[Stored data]
-*-*-

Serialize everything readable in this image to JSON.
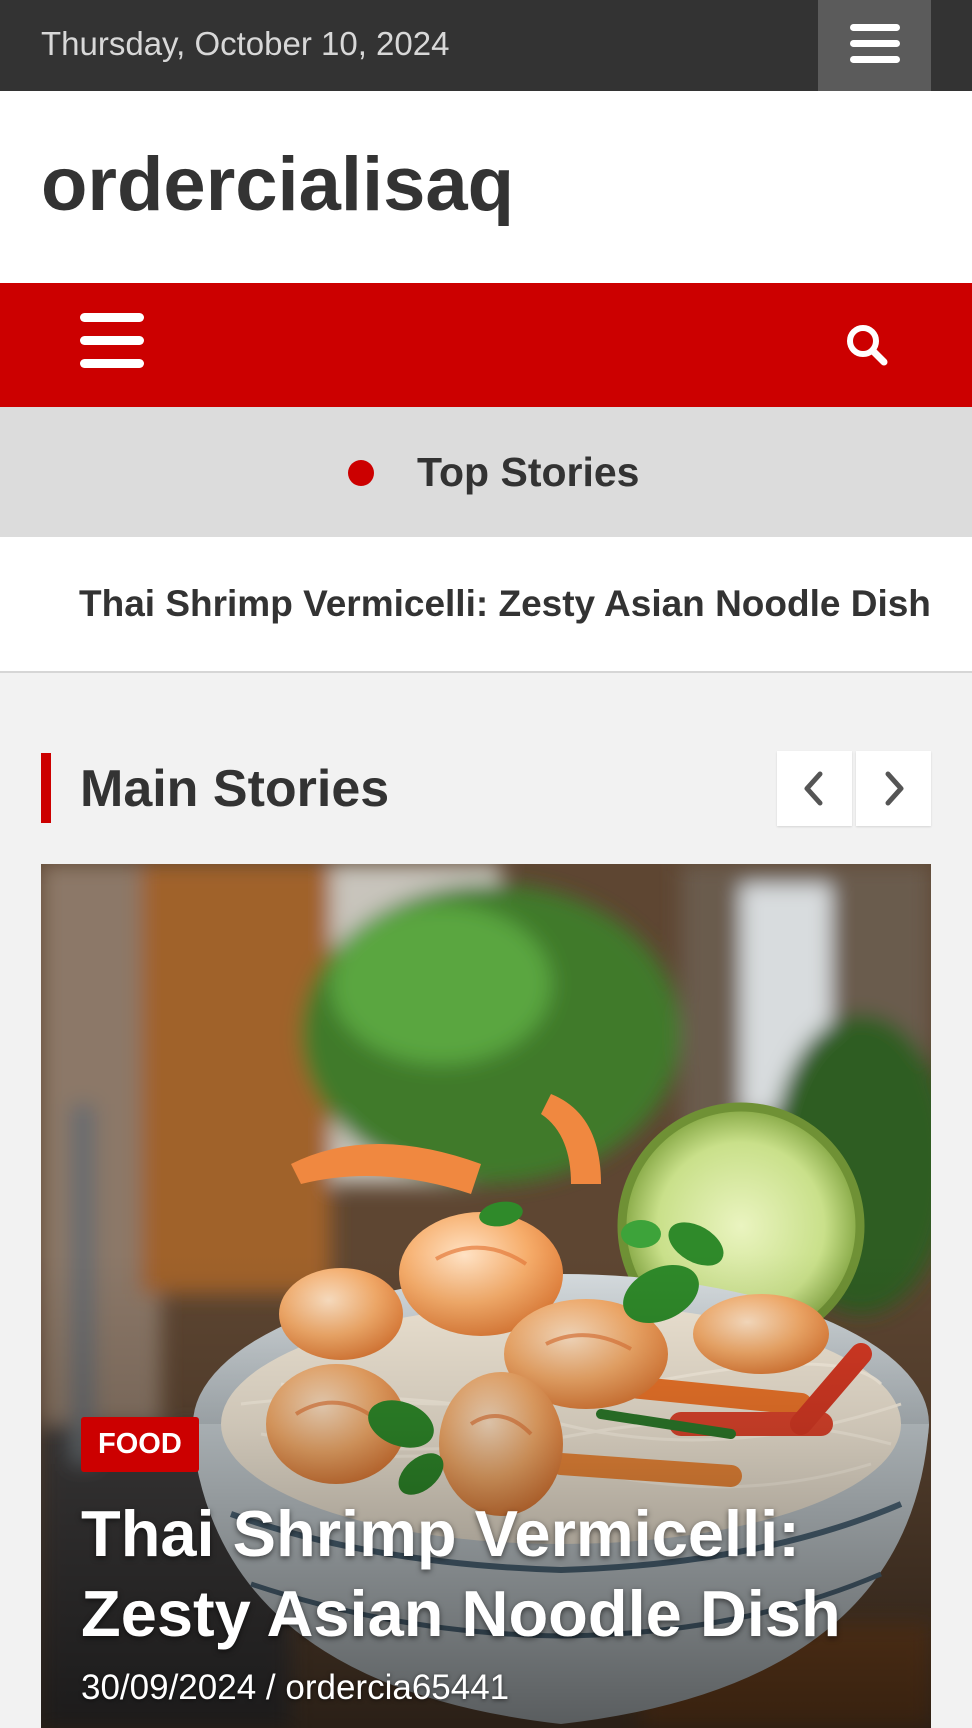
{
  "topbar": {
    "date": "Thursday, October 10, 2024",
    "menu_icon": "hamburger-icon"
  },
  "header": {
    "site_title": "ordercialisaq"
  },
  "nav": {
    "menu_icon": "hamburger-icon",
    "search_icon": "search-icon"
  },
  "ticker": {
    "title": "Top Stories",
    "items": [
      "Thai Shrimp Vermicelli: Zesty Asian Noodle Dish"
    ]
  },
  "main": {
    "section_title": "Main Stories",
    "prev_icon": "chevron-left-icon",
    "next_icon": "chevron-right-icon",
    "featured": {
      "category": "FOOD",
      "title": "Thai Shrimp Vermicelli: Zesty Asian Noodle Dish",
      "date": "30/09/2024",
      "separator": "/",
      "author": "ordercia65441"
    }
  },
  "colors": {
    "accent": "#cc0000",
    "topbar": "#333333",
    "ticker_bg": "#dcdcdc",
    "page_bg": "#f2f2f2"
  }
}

-*-*-

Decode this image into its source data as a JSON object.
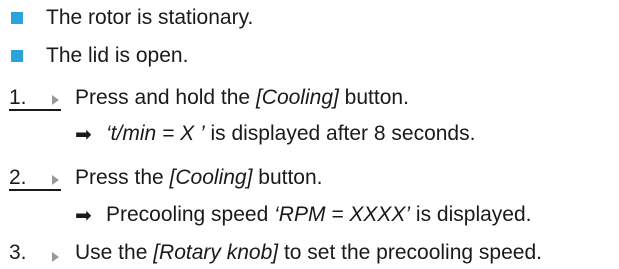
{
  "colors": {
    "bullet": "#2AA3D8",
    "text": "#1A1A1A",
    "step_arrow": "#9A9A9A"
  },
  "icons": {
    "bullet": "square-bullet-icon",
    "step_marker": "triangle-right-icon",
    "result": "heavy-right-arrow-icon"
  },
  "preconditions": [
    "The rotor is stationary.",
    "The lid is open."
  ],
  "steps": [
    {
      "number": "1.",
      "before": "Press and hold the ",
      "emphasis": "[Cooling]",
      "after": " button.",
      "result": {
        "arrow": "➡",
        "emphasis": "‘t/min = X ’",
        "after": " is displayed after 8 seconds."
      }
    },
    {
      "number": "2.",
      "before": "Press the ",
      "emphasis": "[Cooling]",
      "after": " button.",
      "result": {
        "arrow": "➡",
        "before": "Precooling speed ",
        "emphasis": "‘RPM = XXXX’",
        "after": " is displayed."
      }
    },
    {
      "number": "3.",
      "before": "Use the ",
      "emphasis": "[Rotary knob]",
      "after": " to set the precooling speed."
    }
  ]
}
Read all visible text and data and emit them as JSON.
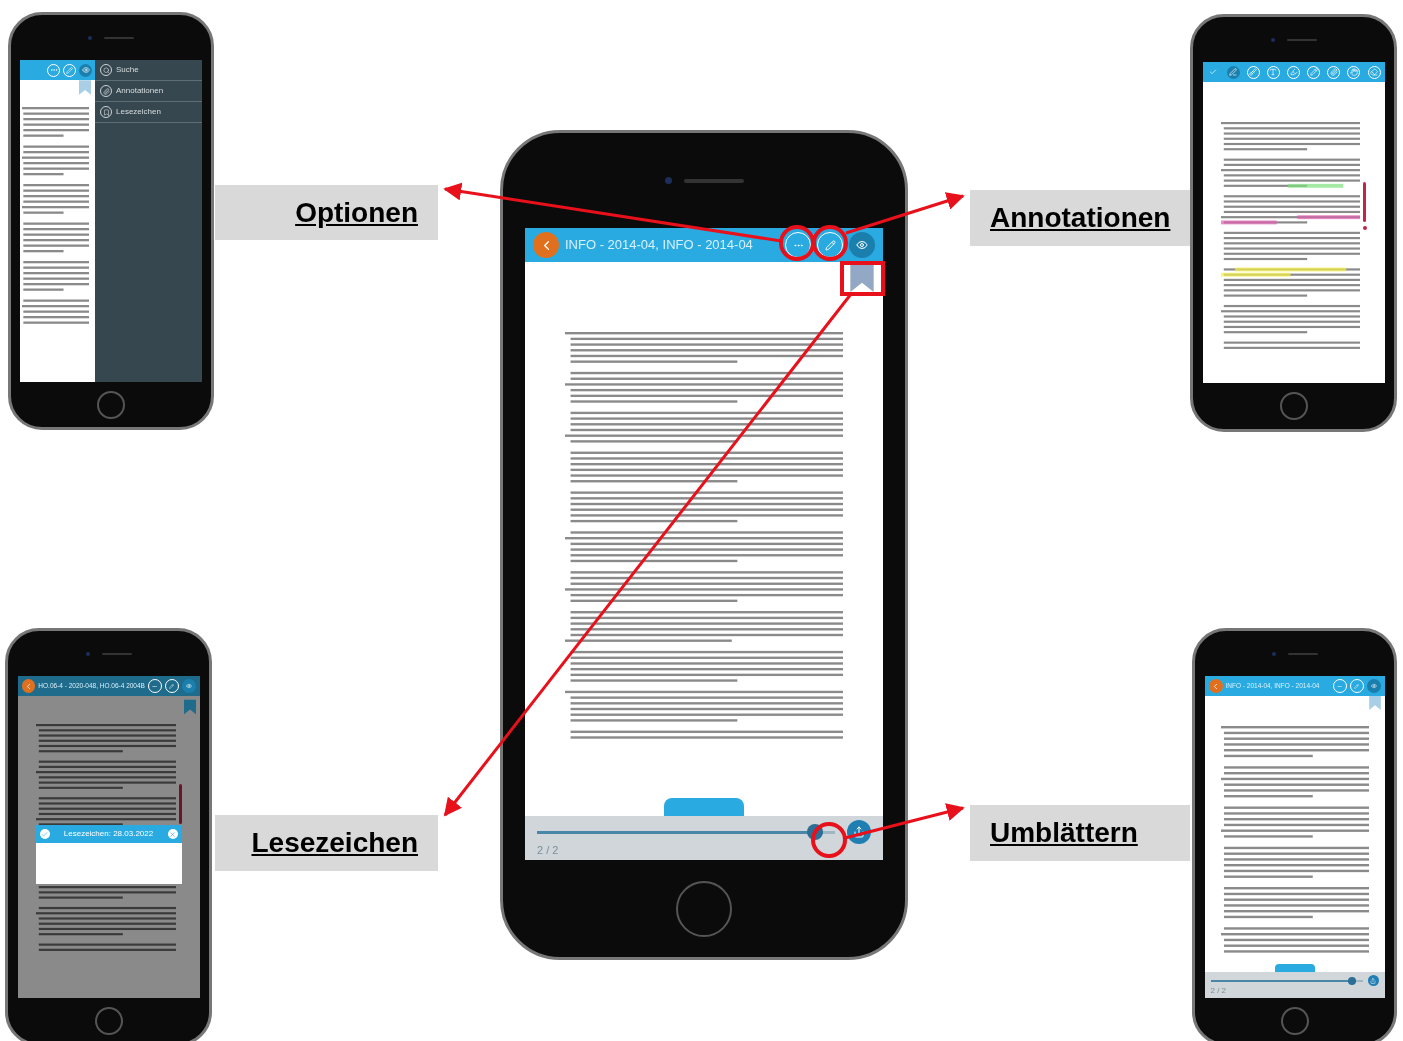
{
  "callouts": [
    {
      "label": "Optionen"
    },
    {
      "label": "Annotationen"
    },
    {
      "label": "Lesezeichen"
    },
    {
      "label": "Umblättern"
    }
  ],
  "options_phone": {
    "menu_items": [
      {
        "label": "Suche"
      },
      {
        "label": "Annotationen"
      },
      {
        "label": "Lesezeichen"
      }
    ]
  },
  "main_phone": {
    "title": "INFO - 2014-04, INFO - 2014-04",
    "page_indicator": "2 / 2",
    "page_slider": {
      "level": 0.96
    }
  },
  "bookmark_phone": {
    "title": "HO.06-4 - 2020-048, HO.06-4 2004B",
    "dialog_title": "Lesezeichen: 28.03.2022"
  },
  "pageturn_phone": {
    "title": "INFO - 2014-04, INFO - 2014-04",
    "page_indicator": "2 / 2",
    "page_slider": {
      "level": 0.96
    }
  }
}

-*-*-

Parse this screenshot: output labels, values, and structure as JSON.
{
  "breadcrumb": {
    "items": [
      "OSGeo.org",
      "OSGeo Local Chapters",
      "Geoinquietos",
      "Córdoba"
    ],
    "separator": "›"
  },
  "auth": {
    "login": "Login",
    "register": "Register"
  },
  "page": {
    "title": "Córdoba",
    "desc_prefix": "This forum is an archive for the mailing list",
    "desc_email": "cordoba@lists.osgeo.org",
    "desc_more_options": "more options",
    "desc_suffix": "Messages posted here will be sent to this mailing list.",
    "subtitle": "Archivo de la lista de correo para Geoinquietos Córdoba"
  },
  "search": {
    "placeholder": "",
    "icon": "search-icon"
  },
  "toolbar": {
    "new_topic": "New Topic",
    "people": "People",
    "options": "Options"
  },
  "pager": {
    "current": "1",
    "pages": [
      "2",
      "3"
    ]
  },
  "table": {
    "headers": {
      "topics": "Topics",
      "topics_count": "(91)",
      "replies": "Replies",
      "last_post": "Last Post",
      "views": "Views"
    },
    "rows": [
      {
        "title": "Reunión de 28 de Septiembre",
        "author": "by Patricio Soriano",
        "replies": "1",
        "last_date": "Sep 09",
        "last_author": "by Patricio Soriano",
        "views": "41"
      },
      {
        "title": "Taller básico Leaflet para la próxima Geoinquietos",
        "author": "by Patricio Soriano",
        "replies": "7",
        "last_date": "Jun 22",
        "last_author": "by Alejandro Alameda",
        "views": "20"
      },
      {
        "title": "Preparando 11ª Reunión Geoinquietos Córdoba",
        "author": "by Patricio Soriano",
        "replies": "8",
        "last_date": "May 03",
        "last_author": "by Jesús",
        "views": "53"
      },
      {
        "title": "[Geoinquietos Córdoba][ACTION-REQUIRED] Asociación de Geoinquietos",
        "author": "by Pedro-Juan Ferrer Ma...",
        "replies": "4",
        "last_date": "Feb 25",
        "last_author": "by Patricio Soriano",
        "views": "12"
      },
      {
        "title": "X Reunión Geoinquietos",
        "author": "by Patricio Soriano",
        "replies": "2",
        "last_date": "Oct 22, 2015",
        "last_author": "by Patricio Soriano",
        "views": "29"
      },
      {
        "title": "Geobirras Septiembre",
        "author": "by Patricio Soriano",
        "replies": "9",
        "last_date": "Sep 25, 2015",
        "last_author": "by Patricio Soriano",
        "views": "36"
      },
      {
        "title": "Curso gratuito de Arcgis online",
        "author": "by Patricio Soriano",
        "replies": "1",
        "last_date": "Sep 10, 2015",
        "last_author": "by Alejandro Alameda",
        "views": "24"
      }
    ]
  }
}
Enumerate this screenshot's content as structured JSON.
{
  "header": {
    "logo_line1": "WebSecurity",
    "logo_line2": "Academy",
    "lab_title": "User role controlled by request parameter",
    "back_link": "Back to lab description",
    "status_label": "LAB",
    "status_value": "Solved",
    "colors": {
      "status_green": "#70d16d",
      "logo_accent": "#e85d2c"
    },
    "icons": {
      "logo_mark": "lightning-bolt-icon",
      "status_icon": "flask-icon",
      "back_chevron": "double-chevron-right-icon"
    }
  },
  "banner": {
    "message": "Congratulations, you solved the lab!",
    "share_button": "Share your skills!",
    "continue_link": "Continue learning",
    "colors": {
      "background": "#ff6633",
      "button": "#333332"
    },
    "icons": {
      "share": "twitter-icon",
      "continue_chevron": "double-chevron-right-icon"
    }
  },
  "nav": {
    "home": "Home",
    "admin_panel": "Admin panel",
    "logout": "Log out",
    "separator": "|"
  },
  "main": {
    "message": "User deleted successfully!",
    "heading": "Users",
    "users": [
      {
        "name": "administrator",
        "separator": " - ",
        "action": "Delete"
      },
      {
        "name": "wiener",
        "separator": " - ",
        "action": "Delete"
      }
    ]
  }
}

-*-*-

**TASK DETAILS:**
Look through the data and gather every line with the string "Thai" in it.

**WRITTEN SOLUTION:**
      "Thai Shrimp Vermicelli: Zesty Asian Noodle Dish"
      "title": "Thai Shrimp Vermicelli: Zesty Asian Noodle Dish",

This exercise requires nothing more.